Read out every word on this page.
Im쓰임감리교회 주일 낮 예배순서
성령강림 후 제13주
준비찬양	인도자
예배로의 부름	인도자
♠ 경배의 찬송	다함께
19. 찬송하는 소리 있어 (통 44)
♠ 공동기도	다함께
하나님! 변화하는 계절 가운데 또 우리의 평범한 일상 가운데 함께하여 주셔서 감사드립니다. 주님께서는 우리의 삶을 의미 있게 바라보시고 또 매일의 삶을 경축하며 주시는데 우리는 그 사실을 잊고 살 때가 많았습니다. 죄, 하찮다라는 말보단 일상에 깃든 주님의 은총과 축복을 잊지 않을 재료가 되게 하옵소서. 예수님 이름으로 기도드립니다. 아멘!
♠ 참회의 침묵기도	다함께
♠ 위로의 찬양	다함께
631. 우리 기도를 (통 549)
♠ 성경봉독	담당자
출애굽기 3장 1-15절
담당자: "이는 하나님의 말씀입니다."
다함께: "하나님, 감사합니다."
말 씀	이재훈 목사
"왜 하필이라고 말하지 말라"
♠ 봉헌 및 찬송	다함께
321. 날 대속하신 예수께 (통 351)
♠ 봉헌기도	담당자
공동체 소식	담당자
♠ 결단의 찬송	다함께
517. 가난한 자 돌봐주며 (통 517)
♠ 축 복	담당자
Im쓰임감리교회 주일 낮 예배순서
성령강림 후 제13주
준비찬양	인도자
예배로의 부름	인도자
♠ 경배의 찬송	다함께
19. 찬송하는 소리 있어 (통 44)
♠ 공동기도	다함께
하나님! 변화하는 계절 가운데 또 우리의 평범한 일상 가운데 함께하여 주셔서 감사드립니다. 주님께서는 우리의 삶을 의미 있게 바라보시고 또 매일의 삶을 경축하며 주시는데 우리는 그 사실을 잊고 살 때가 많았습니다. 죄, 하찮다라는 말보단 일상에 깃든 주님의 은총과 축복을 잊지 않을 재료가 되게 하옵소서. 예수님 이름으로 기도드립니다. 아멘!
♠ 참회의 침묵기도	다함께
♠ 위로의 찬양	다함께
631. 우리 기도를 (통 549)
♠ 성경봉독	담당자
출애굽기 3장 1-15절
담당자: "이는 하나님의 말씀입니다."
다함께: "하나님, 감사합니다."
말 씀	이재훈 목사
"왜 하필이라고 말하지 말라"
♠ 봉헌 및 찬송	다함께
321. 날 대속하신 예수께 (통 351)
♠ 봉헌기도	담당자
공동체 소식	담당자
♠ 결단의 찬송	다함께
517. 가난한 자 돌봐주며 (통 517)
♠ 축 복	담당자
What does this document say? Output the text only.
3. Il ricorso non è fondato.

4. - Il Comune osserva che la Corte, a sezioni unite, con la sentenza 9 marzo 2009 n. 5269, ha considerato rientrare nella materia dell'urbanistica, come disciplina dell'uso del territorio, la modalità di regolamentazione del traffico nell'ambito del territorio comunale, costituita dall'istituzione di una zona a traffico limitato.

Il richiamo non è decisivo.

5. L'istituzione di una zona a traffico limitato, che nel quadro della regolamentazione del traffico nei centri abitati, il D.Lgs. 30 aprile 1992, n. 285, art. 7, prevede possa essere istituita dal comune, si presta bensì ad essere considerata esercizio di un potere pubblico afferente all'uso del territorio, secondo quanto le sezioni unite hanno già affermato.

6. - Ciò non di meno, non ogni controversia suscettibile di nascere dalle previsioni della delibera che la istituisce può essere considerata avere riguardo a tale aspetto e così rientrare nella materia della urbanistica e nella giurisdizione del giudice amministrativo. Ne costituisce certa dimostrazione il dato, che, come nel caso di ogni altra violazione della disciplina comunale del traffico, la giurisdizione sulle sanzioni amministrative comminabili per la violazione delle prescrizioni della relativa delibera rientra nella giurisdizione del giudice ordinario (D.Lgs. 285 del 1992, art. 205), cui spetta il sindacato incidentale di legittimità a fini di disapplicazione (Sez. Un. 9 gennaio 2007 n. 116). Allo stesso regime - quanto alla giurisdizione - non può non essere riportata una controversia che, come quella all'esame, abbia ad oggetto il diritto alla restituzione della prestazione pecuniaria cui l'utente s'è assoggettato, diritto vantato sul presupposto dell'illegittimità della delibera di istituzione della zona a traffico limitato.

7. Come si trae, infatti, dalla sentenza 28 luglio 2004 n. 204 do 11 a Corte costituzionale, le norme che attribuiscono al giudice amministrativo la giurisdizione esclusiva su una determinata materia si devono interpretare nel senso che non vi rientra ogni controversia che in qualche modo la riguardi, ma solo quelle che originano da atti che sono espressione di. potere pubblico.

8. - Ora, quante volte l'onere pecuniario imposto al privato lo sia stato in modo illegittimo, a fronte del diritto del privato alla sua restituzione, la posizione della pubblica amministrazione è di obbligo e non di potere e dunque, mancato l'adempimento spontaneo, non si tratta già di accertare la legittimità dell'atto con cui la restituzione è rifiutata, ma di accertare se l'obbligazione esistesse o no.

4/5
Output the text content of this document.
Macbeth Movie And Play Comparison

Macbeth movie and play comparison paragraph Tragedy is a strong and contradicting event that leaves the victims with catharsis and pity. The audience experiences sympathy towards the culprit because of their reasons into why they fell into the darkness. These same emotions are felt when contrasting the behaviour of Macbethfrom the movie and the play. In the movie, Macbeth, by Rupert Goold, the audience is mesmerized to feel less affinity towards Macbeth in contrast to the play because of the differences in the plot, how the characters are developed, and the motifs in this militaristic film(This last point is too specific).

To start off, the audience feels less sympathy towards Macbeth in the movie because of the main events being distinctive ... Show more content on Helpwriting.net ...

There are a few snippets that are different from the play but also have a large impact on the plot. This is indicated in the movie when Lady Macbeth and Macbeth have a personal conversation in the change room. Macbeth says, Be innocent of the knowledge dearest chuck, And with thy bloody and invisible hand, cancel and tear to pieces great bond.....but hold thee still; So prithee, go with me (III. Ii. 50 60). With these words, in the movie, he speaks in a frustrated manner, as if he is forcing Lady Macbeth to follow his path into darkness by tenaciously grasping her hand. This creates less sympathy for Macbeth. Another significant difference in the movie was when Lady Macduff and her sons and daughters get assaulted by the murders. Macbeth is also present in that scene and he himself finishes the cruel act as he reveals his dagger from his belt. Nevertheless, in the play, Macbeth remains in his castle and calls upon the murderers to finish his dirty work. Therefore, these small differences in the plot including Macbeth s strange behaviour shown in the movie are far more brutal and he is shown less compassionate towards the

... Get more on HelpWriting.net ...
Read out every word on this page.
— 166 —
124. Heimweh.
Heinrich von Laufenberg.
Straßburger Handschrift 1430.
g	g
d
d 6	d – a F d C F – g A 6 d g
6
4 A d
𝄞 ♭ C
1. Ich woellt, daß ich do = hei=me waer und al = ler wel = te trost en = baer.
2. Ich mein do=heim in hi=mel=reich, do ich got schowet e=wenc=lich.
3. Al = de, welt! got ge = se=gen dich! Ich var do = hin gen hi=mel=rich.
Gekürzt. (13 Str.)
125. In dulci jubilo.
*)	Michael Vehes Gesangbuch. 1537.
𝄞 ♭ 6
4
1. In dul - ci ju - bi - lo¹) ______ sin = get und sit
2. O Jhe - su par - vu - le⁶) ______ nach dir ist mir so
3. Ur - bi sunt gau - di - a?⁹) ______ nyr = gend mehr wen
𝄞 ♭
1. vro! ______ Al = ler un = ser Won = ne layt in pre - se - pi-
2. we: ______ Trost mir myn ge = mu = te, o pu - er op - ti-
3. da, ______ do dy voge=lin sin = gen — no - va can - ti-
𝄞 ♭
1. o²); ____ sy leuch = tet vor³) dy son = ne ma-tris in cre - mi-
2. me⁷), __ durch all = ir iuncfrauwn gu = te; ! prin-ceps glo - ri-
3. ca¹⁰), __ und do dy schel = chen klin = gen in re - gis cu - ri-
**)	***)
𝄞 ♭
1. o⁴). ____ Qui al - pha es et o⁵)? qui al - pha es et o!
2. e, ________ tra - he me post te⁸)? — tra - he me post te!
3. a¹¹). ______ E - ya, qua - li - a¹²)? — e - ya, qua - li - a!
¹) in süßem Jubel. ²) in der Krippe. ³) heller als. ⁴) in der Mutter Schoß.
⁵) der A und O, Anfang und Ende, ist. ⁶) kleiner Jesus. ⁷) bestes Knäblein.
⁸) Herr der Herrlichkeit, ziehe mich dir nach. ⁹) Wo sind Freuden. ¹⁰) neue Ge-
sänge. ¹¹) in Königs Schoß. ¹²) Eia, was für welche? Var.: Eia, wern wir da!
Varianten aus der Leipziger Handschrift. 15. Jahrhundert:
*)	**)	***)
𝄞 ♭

What to work on: Find every line that holds "legittimità" and copy it.

Solution to this exercise:
6. - Ciò non di meno, non ogni controversia suscettibile di nascere dalle previsioni della delibera che la istituisce può essere considerata avere riguardo a tale aspetto e così rientrare nella materia della urbanistica e nella giurisdizione del giudice amministrativo. Ne costituisce certa dimostrazione il dato, che, come nel caso di ogni altra violazione della disciplina comunale del traffico, la giurisdizione sulle sanzioni amministrative comminabili per la violazione delle prescrizioni della relativa delibera rientra nella giurisdizione del giudice ordinario (D.Lgs. 285 del 1992, art. 205), cui spetta il sindacato incidentale di legittimità a fini di disapplicazione (Sez. Un. 9 gennaio 2007 n. 116). Allo stesso regime - quanto alla giurisdizione - non può non essere riportata una controversia che, come quella all'esame, abbia ad oggetto il diritto alla restituzione della prestazione pecuniaria cui l'utente s'è assoggettato, diritto vantato sul presupposto dell'illegittimità della delibera di istituzione della zona a traffico limitato.
8. - Ora, quante volte l'onere pecuniario imposto al privato lo sia stato in modo illegittimo, a fronte del diritto del privato alla sua restituzione, la posizione della pubblica amministrazione è di obbligo e non di potere e dunque, mancato l'adempimento spontaneo, non si tratta già di accertare la legittimità dell'atto con cui la restituzione è rifiutata, ma di accertare se l'obbligazione esistesse o no.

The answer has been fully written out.